Copy out the data below as written; omit any images.

▶ DATASET RECORDS
#####
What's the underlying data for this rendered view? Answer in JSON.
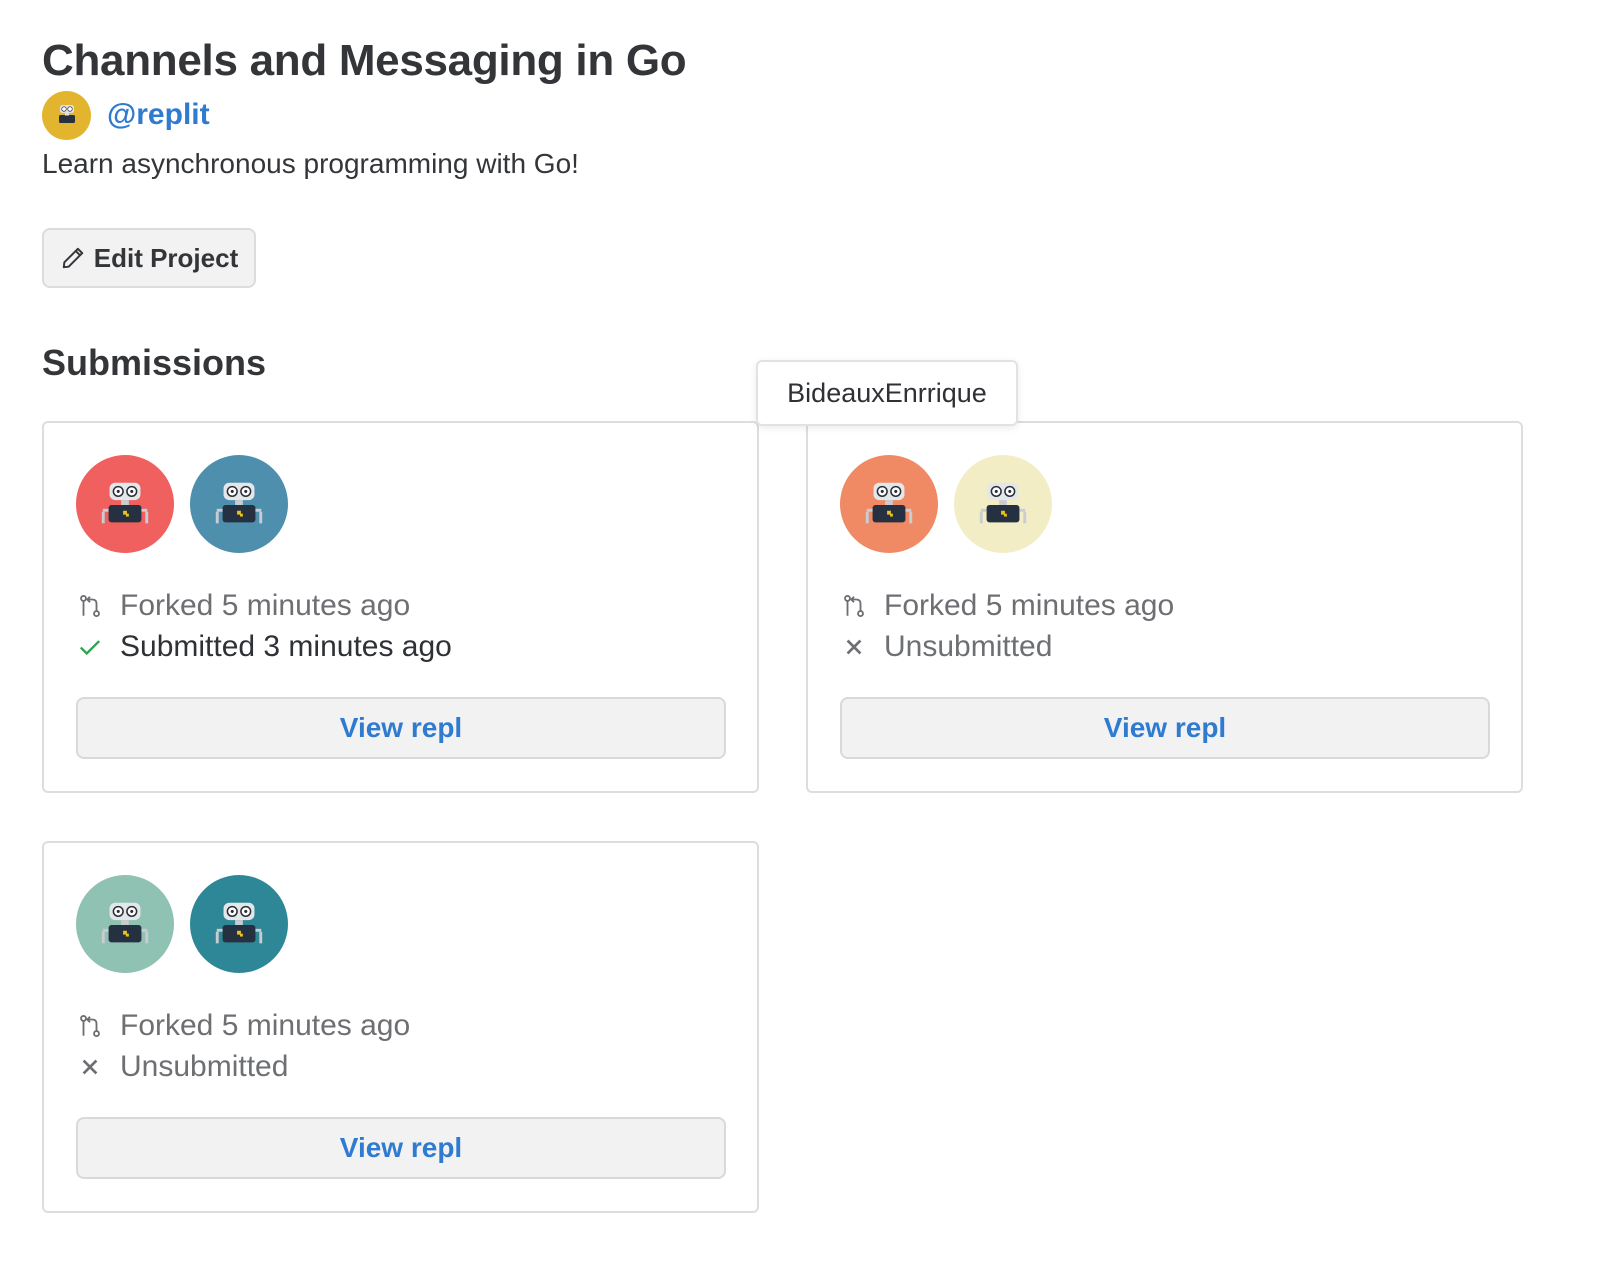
{
  "project": {
    "title": "Channels and Messaging in Go",
    "author": "@replit",
    "description": "Learn asynchronous programming with Go!",
    "edit_label": "Edit Project"
  },
  "submissions": {
    "heading": "Submissions",
    "tooltip": "BideauxEnrrique",
    "cards": [
      {
        "avatar_colors": [
          "#f0605f",
          "#4f8fae"
        ],
        "forked": "Forked 5 minutes ago",
        "status": "Submitted 3 minutes ago",
        "status_icon": "check-icon",
        "view_label": "View repl"
      },
      {
        "avatar_colors": [
          "#f08a64",
          "#f2edc4"
        ],
        "forked": "Forked 5 minutes ago",
        "status": "Unsubmitted",
        "status_icon": "x-icon",
        "view_label": "View repl"
      },
      {
        "avatar_colors": [
          "#8fc2b3",
          "#2e8796"
        ],
        "forked": "Forked 5 minutes ago",
        "status": "Unsubmitted",
        "status_icon": "x-icon",
        "view_label": "View repl"
      }
    ]
  },
  "colors": {
    "link": "#2f7bd0",
    "check": "#2ea44f",
    "author_avatar": "#e3b52e"
  }
}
#####
▶ FINISHED EXERCISE
What's the underlying data for this rendered view? Answer in JSON.
{
  "project": {
    "title": "Channels and Messaging in Go",
    "author": "@replit",
    "description": "Learn asynchronous programming with Go!",
    "edit_label": "Edit Project"
  },
  "submissions": {
    "heading": "Submissions",
    "tooltip": "BideauxEnrrique",
    "cards": [
      {
        "avatar_colors": [
          "#f0605f",
          "#4f8fae"
        ],
        "forked": "Forked 5 minutes ago",
        "status": "Submitted 3 minutes ago",
        "status_icon": "check-icon",
        "view_label": "View repl"
      },
      {
        "avatar_colors": [
          "#f08a64",
          "#f2edc4"
        ],
        "forked": "Forked 5 minutes ago",
        "status": "Unsubmitted",
        "status_icon": "x-icon",
        "view_label": "View repl"
      },
      {
        "avatar_colors": [
          "#8fc2b3",
          "#2e8796"
        ],
        "forked": "Forked 5 minutes ago",
        "status": "Unsubmitted",
        "status_icon": "x-icon",
        "view_label": "View repl"
      }
    ]
  },
  "colors": {
    "link": "#2f7bd0",
    "check": "#2ea44f",
    "author_avatar": "#e3b52e"
  }
}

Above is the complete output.